- _Exercise_
Could you copy every line from the material below in which "magenta" appears?

=-=-=-=-=

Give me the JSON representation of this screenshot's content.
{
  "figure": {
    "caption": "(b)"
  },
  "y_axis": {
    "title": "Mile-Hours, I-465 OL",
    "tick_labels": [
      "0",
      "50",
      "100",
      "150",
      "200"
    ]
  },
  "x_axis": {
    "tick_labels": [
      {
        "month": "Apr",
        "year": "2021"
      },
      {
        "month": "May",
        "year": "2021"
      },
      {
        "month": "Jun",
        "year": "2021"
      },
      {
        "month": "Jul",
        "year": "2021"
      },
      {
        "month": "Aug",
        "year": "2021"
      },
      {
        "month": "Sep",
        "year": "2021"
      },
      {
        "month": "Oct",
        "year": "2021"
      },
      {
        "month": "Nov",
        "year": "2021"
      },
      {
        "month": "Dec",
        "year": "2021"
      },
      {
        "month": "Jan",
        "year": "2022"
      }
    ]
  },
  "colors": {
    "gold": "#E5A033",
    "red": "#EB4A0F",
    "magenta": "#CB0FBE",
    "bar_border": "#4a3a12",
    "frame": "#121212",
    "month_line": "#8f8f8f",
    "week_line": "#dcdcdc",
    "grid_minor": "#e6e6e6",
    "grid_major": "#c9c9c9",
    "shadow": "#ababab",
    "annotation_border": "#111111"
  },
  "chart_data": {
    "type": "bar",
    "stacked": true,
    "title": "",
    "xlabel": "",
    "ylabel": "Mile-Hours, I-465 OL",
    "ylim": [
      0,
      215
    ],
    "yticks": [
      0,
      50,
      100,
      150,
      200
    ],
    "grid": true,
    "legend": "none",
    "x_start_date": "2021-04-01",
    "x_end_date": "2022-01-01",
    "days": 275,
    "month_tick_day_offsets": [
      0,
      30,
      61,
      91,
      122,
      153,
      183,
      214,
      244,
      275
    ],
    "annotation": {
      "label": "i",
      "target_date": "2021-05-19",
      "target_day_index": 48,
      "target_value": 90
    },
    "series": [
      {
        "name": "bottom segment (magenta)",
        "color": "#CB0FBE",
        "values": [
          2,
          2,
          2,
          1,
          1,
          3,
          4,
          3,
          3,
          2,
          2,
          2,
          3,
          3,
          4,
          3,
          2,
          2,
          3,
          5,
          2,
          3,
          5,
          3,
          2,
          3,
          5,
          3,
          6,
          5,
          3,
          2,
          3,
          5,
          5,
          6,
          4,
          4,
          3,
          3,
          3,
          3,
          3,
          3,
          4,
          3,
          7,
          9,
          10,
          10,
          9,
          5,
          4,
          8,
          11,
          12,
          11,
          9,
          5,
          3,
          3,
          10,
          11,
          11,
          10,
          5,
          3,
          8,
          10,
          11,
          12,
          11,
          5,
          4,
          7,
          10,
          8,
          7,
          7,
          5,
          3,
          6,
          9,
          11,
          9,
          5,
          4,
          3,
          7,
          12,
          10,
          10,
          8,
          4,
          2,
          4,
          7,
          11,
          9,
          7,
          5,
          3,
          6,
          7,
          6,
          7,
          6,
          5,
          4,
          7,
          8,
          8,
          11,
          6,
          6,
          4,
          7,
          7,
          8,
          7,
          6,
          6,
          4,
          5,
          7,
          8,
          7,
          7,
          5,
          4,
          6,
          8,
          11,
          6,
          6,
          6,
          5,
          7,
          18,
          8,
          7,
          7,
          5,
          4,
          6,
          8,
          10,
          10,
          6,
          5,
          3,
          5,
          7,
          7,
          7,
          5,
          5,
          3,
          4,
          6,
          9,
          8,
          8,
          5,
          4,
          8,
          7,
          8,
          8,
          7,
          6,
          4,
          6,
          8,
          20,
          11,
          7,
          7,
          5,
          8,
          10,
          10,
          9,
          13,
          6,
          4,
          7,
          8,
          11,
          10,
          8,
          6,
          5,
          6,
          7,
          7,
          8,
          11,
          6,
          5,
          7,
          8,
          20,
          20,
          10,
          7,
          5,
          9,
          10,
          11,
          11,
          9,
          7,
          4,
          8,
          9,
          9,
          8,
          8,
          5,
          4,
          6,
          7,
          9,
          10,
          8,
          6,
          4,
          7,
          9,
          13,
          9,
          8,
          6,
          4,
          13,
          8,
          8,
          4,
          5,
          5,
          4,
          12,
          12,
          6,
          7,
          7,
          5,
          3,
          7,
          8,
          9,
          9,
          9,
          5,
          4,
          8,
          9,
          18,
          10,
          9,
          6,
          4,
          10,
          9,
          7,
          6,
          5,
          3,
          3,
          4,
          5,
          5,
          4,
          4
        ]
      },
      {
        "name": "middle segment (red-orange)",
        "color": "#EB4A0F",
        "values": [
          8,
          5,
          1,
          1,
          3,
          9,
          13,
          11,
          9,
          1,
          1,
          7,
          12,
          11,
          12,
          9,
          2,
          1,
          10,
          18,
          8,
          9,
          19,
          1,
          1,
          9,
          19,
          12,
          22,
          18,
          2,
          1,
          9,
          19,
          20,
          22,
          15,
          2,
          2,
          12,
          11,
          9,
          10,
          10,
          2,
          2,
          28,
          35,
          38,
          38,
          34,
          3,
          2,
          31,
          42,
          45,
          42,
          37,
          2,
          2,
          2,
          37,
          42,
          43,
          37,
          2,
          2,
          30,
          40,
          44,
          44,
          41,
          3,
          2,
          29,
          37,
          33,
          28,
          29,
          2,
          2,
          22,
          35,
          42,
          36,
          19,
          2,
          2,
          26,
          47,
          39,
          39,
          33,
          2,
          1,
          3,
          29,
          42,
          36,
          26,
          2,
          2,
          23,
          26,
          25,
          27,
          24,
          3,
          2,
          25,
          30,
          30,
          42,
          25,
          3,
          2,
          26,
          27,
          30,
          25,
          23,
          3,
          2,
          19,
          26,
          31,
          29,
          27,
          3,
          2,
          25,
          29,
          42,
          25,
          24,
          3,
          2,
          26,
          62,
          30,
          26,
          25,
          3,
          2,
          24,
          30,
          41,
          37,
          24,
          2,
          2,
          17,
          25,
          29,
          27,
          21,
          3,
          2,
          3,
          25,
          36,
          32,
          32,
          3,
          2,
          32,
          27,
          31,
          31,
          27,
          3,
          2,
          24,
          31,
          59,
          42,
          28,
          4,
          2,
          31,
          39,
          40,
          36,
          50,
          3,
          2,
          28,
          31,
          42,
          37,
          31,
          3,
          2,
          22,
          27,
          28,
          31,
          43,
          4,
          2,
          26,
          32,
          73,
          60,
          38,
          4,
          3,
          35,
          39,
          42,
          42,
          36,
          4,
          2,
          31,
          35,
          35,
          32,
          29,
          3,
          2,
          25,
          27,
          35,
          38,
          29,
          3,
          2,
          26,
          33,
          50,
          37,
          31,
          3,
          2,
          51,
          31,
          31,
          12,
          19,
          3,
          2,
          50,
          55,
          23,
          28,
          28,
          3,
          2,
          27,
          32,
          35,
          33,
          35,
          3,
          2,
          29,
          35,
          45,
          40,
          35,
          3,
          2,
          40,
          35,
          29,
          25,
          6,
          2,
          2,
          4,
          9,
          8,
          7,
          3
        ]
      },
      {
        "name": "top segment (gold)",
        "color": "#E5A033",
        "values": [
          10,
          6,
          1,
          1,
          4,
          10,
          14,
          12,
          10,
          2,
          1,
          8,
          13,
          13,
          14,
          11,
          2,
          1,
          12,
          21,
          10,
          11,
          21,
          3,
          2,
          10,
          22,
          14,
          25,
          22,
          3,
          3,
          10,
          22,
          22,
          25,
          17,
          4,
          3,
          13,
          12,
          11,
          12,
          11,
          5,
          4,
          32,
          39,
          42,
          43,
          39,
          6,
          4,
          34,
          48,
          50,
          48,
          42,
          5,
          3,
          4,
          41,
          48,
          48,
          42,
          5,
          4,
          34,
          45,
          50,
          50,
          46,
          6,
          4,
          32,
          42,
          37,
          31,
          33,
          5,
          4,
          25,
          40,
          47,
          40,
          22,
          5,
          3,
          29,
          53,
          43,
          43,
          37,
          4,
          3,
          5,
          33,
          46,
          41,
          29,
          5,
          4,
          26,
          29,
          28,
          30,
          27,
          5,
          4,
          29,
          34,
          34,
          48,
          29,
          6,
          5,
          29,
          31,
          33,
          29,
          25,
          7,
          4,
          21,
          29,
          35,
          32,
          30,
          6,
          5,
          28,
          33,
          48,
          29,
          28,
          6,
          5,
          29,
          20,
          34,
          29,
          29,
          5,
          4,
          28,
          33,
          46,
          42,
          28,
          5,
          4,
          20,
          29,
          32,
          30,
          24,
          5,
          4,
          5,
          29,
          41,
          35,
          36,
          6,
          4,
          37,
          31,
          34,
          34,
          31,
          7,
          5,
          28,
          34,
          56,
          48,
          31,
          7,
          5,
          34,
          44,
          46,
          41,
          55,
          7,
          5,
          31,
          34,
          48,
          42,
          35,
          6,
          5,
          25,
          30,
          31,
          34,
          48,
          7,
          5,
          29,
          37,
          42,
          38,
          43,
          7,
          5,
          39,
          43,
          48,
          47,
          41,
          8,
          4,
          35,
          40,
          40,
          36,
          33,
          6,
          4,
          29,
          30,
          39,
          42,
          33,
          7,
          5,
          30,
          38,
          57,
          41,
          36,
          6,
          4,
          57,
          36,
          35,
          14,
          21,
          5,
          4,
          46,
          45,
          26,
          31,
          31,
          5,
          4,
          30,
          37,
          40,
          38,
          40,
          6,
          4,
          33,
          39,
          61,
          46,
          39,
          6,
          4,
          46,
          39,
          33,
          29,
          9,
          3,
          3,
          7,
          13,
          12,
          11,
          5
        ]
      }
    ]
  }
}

=-=-=-=-=

- _Solution below_
    "magenta": "#CB0FBE",
        "name": "bottom segment (magenta)",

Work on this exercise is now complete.